• _Supplied material_:
[Begin]

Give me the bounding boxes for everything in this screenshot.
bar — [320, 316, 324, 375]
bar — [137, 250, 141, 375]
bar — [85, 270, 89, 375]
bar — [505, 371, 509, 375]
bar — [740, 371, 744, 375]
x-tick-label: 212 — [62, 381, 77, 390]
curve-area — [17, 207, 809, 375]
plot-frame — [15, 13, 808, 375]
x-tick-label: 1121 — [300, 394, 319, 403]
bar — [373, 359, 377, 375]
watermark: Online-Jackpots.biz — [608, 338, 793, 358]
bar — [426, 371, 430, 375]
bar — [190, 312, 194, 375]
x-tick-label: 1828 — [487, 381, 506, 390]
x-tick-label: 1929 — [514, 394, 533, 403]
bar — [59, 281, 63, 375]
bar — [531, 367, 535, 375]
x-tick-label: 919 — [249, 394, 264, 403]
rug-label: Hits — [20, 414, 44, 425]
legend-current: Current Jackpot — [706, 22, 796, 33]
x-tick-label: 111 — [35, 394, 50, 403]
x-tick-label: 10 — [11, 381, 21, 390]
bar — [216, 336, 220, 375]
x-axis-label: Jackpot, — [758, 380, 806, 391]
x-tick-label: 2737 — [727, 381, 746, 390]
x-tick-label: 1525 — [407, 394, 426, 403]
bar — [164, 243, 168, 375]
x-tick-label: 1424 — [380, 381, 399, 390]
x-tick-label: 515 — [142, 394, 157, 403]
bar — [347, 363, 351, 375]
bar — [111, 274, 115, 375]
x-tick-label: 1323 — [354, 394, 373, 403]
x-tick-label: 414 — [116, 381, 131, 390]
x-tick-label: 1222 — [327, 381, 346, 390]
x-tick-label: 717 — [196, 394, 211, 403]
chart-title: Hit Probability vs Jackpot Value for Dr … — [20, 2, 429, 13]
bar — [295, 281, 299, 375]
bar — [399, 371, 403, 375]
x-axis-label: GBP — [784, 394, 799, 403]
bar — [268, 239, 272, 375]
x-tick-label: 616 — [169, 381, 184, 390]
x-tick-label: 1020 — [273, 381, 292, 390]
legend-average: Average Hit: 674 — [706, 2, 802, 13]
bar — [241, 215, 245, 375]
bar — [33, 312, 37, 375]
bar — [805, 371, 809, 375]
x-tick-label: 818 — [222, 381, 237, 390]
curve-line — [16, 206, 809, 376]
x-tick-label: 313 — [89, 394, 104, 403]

[End]
[Begin]

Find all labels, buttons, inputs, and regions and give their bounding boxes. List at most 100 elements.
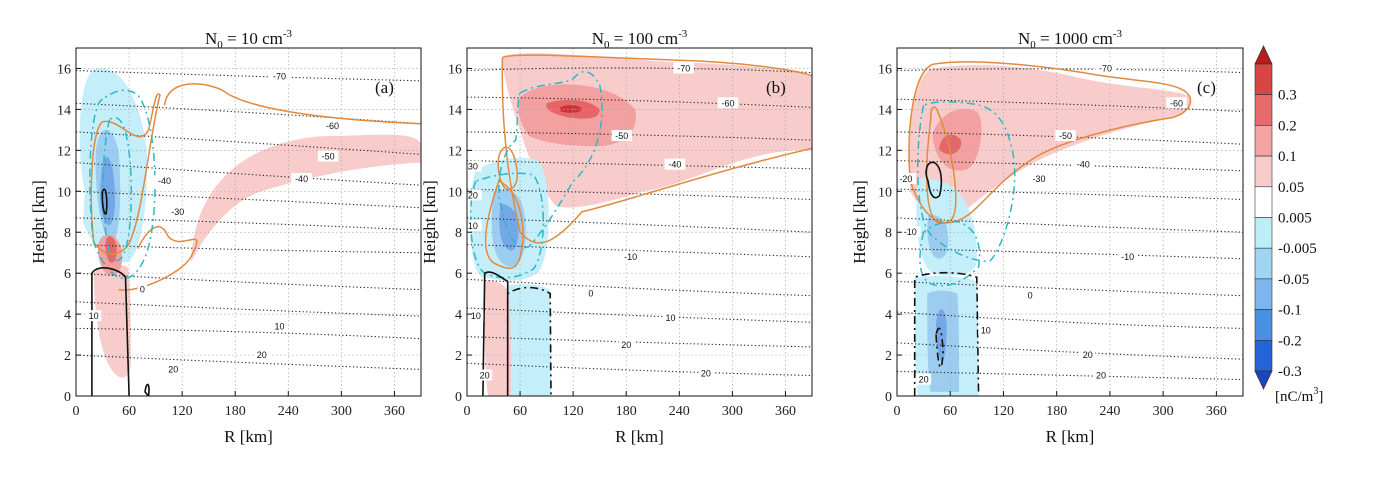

[End]

Reproduce the entries from the line with "Give me the" to the line with "plot-frame — [15, 13, 808, 375]", both included, and nothing else.

Give me the bounding boxes for everything in this screenshot.
bar — [320, 316, 324, 375]
bar — [137, 250, 141, 375]
bar — [85, 270, 89, 375]
bar — [505, 371, 509, 375]
bar — [740, 371, 744, 375]
x-tick-label: 212 — [62, 381, 77, 390]
curve-area — [17, 207, 809, 375]
plot-frame — [15, 13, 808, 375]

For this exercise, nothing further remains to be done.